## Stated goal
Go through each line of the records below and count those with the word "Dongmak". Give only the count.

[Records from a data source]
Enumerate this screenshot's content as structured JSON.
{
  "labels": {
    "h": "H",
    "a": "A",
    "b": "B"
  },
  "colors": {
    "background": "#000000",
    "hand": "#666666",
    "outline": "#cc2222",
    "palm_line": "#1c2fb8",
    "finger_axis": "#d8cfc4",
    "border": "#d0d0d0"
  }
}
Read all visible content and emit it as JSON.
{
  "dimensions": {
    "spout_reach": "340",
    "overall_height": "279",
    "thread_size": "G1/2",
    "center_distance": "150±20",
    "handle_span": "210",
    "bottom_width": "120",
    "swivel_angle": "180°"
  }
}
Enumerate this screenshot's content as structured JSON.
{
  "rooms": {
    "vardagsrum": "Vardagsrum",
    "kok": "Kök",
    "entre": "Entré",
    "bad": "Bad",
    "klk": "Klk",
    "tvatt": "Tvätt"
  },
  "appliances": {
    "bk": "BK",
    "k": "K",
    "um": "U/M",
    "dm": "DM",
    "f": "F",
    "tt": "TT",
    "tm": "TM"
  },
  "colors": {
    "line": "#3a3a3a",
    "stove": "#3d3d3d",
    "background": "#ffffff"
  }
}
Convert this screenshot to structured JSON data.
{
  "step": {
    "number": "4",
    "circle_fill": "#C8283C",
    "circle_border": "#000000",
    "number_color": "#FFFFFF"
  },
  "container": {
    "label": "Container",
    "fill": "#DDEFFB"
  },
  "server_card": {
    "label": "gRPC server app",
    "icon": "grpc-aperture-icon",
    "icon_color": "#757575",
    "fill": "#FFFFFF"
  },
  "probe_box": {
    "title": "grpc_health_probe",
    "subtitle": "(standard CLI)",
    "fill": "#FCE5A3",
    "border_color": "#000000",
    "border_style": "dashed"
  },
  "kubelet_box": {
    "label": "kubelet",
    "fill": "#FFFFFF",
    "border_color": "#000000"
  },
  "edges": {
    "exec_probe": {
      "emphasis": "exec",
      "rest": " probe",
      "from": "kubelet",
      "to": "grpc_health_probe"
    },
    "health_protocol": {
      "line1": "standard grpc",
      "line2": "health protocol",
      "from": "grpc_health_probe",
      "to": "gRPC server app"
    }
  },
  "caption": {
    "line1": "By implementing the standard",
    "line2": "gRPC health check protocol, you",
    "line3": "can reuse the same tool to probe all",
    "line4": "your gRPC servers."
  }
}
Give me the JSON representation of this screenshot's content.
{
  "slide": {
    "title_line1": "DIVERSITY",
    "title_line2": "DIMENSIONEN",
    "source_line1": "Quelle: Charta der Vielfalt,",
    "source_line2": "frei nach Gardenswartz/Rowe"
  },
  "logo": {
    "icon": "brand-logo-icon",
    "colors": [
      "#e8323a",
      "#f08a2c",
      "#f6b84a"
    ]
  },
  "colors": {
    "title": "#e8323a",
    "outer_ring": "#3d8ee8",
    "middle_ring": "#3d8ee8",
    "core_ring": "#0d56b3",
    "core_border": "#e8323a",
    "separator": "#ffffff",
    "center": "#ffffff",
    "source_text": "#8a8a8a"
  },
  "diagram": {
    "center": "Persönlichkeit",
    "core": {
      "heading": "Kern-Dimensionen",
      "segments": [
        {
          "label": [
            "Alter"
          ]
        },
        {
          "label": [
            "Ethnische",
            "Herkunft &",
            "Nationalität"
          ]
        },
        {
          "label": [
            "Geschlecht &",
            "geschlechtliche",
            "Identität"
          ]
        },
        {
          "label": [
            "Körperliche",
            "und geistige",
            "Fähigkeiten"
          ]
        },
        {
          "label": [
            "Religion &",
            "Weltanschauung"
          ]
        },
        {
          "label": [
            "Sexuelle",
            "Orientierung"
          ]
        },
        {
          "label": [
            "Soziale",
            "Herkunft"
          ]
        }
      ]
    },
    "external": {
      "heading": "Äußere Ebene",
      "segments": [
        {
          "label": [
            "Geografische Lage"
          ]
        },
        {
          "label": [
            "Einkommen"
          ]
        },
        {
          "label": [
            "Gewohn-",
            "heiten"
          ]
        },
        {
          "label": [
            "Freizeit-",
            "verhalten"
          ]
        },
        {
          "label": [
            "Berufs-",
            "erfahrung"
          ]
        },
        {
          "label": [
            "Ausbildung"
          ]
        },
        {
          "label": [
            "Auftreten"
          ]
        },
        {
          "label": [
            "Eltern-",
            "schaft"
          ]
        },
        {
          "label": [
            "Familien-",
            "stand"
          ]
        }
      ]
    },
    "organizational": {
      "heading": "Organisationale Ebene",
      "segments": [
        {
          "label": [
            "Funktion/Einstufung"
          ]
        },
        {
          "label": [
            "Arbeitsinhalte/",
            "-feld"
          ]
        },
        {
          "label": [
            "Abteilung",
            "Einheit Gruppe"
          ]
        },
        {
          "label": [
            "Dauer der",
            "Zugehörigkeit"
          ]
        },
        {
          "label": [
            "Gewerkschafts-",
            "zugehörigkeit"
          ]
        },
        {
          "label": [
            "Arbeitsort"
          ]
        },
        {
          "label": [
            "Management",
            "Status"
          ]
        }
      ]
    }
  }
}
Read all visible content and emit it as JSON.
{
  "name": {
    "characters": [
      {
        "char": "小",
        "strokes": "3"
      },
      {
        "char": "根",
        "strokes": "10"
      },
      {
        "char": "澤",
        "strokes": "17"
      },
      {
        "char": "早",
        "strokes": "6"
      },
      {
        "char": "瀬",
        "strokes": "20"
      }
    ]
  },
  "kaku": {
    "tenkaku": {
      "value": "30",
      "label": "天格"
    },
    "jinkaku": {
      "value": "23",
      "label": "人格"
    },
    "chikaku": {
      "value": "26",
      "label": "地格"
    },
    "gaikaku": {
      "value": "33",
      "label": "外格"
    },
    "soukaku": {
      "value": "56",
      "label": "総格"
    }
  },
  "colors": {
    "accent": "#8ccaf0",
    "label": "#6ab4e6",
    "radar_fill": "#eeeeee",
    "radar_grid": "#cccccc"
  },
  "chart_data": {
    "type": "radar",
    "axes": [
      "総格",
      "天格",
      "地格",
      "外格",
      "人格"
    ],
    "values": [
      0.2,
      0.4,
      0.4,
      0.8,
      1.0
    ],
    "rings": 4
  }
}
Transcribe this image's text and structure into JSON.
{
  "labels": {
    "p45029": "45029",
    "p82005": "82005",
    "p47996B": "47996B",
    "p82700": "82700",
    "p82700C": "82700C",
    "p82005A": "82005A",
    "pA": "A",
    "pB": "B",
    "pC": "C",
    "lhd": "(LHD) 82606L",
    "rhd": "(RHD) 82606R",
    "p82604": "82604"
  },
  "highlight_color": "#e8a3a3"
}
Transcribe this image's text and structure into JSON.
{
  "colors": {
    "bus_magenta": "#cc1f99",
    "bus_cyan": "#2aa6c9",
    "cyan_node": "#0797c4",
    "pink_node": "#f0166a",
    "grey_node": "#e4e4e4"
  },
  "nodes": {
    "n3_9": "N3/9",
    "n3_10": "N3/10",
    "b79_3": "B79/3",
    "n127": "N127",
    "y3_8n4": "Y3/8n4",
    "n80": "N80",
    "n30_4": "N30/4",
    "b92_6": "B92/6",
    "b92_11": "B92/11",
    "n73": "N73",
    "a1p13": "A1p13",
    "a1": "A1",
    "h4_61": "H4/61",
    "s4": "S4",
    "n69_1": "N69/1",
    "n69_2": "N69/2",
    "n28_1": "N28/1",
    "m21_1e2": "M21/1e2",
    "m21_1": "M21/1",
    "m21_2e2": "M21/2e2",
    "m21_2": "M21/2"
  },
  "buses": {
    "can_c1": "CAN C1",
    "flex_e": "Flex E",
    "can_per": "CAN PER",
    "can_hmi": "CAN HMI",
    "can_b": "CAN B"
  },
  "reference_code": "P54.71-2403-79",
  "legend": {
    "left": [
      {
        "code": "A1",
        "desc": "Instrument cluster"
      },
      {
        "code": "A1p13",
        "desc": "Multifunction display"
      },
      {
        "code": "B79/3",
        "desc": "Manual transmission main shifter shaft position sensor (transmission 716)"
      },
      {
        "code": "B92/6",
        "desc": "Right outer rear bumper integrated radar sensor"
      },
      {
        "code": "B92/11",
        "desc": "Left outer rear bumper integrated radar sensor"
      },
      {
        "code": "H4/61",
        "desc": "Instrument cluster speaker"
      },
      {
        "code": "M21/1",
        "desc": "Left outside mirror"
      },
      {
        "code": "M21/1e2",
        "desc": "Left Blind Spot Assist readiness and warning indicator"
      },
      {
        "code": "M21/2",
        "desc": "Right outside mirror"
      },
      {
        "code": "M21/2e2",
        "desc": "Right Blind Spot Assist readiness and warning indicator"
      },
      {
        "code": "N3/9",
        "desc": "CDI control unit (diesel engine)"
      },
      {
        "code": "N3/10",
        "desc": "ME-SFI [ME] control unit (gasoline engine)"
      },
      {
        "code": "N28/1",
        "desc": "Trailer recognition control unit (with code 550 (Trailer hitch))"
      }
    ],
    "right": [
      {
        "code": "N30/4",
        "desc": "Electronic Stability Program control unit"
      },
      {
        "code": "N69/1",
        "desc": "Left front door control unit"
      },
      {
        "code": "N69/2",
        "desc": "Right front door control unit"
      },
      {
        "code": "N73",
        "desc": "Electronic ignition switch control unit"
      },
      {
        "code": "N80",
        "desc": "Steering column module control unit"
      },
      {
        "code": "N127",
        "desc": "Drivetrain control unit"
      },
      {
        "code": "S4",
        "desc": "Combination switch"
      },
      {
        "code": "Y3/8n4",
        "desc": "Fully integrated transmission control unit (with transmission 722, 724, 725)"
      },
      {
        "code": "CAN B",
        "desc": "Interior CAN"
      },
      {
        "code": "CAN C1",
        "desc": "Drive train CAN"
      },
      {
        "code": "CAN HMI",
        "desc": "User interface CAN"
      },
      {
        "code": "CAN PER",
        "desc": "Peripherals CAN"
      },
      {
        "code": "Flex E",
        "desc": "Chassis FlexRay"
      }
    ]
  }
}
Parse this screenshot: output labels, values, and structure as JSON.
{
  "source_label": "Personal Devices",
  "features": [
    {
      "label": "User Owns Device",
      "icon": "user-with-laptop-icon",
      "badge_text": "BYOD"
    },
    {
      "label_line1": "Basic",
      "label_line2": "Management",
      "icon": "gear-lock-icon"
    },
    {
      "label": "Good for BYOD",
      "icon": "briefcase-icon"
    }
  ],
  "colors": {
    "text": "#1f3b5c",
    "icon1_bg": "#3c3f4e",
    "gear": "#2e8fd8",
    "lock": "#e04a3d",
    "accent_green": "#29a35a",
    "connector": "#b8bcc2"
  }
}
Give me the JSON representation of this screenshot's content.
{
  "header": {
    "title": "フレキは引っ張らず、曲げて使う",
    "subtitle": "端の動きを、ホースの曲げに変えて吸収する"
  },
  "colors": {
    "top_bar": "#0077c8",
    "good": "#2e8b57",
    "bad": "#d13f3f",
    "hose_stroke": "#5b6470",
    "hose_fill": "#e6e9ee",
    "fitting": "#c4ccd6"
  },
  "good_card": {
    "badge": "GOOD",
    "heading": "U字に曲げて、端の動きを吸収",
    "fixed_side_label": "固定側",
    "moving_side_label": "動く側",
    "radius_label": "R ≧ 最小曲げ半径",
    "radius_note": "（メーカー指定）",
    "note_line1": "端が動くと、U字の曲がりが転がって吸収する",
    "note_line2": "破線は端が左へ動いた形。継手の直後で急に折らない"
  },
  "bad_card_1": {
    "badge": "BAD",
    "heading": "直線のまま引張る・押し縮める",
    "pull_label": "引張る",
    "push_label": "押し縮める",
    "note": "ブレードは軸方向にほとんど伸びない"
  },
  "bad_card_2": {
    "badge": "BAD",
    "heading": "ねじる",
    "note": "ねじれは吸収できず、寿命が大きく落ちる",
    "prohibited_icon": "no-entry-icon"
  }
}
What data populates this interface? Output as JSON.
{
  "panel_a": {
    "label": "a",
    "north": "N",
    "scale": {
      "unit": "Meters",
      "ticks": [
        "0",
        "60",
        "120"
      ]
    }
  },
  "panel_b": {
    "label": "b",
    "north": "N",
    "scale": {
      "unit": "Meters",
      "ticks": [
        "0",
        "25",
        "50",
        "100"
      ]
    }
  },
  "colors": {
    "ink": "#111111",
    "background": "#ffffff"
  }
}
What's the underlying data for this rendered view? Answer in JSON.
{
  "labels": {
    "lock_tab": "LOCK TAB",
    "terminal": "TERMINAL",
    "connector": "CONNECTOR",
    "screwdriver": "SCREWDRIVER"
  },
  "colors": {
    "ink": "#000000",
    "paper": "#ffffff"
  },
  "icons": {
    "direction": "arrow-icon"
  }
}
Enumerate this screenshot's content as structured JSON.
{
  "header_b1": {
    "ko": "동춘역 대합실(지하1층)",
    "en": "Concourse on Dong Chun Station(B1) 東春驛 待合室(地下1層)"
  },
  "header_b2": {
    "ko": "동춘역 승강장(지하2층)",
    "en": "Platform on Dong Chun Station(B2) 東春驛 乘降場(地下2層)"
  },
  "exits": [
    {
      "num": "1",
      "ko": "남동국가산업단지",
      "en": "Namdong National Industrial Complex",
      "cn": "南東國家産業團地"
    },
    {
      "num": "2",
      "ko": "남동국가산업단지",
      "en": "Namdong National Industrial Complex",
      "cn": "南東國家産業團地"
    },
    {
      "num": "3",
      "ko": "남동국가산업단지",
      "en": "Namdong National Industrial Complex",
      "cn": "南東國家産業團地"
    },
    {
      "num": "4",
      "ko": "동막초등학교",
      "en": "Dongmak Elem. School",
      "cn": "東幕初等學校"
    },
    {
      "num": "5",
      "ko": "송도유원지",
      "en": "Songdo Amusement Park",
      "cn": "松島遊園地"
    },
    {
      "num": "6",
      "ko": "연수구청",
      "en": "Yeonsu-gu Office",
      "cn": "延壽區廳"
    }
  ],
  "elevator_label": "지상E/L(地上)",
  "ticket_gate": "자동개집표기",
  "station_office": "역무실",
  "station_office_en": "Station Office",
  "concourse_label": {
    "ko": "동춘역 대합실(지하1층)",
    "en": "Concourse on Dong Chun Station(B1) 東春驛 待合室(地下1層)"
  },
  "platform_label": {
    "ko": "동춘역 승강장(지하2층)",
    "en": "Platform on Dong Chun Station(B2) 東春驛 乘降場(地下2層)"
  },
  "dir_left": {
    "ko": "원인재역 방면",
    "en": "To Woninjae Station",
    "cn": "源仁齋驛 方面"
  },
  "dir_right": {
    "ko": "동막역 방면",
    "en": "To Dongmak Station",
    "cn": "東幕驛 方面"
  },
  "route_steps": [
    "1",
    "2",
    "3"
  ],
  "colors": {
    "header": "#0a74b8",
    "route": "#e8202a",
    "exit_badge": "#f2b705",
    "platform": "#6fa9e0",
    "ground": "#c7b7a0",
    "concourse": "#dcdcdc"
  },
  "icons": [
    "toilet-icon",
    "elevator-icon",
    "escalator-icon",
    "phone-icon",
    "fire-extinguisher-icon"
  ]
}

## Result below
2